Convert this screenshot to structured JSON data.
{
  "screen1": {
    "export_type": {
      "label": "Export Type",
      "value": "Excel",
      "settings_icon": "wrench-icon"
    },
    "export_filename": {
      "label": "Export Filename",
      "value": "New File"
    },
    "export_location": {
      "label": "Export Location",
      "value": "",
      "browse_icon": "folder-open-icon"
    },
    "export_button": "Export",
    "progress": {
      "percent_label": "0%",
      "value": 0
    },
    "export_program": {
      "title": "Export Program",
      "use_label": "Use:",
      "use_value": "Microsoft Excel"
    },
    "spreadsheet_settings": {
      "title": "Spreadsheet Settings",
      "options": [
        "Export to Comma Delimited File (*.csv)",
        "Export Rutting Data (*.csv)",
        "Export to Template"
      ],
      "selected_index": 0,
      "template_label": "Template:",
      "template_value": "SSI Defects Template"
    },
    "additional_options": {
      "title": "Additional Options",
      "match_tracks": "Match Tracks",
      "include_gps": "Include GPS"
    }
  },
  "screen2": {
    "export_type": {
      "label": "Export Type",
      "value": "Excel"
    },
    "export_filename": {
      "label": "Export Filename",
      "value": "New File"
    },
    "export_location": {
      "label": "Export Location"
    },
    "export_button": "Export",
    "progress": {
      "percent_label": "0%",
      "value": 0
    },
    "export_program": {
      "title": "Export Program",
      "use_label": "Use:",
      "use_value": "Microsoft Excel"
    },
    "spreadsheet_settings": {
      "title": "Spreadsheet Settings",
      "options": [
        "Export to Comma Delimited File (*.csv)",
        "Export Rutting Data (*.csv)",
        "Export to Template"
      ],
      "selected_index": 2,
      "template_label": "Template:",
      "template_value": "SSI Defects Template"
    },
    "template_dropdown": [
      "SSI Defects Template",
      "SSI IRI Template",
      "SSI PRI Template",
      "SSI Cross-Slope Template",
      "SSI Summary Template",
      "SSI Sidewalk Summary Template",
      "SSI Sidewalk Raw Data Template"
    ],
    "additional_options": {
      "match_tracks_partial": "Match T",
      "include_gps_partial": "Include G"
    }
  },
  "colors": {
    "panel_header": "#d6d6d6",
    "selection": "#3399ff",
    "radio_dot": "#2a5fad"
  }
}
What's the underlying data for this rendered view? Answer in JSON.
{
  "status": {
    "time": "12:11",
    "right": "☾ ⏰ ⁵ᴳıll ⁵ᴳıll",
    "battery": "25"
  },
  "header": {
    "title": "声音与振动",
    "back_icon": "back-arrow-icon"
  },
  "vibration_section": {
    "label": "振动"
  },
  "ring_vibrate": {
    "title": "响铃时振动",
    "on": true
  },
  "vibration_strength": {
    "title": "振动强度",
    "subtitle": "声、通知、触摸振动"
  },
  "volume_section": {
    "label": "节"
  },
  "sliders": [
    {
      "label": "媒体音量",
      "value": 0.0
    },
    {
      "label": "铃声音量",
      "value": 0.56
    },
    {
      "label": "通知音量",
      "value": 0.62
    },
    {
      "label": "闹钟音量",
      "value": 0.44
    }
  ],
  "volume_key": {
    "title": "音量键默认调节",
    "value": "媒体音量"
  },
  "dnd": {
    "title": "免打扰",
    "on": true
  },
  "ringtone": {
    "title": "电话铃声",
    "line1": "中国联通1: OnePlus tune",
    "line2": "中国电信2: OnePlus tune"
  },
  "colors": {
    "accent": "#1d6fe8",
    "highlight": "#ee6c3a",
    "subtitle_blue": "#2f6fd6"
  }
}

----

• **Written exercise**:
All records above must be set down exactly, please.

• **Task solution**:
Convert this screenshot to structured JSON data.
{
  "screen1": {
    "export_type": {
      "label": "Export Type",
      "value": "Excel",
      "settings_icon": "wrench-icon"
    },
    "export_filename": {
      "label": "Export Filename",
      "value": "New File"
    },
    "export_location": {
      "label": "Export Location",
      "value": "",
      "browse_icon": "folder-open-icon"
    },
    "export_button": "Export",
    "progress": {
      "percent_label": "0%",
      "value": 0
    },
    "export_program": {
      "title": "Export Program",
      "use_label": "Use:",
      "use_value": "Microsoft Excel"
    },
    "spreadsheet_settings": {
      "title": "Spreadsheet Settings",
      "options": [
        "Export to Comma Delimited File (*.csv)",
        "Export Rutting Data (*.csv)",
        "Export to Template"
      ],
      "selected_index": 0,
      "template_label": "Template:",
      "template_value": "SSI Defects Template"
    },
    "additional_options": {
      "title": "Additional Options",
      "match_tracks": "Match Tracks",
      "include_gps": "Include GPS"
    }
  },
  "screen2": {
    "export_type": {
      "label": "Export Type",
      "value": "Excel"
    },
    "export_filename": {
      "label": "Export Filename",
      "value": "New File"
    },
    "export_location": {
      "label": "Export Location"
    },
    "export_button": "Export",
    "progress": {
      "percent_label": "0%",
      "value": 0
    },
    "export_program": {
      "title": "Export Program",
      "use_label": "Use:",
      "use_value": "Microsoft Excel"
    },
    "spreadsheet_settings": {
      "title": "Spreadsheet Settings",
      "options": [
        "Export to Comma Delimited File (*.csv)",
        "Export Rutting Data (*.csv)",
        "Export to Template"
      ],
      "selected_index": 2,
      "template_label": "Template:",
      "template_value": "SSI Defects Template"
    },
    "template_dropdown": [
      "SSI Defects Template",
      "SSI IRI Template",
      "SSI PRI Template",
      "SSI Cross-Slope Template",
      "SSI Summary Template",
      "SSI Sidewalk Summary Template",
      "SSI Sidewalk Raw Data Template"
    ],
    "additional_options": {
      "match_tracks_partial": "Match T",
      "include_gps_partial": "Include G"
    }
  },
  "colors": {
    "panel_header": "#d6d6d6",
    "selection": "#3399ff",
    "radio_dot": "#2a5fad"
  }
}
What's the underlying data for this rendered view? Answer in JSON.
{
  "status": {
    "time": "12:11",
    "right": "☾ ⏰ ⁵ᴳıll ⁵ᴳıll",
    "battery": "25"
  },
  "header": {
    "title": "声音与振动",
    "back_icon": "back-arrow-icon"
  },
  "vibration_section": {
    "label": "振动"
  },
  "ring_vibrate": {
    "title": "响铃时振动",
    "on": true
  },
  "vibration_strength": {
    "title": "振动强度",
    "subtitle": "声、通知、触摸振动"
  },
  "volume_section": {
    "label": "节"
  },
  "sliders": [
    {
      "label": "媒体音量",
      "value": 0.0
    },
    {
      "label": "铃声音量",
      "value": 0.56
    },
    {
      "label": "通知音量",
      "value": 0.62
    },
    {
      "label": "闹钟音量",
      "value": 0.44
    }
  ],
  "volume_key": {
    "title": "音量键默认调节",
    "value": "媒体音量"
  },
  "dnd": {
    "title": "免打扰",
    "on": true
  },
  "ringtone": {
    "title": "电话铃声",
    "line1": "中国联通1: OnePlus tune",
    "line2": "中国电信2: OnePlus tune"
  },
  "colors": {
    "accent": "#1d6fe8",
    "highlight": "#ee6c3a",
    "subtitle_blue": "#2f6fd6"
  }
}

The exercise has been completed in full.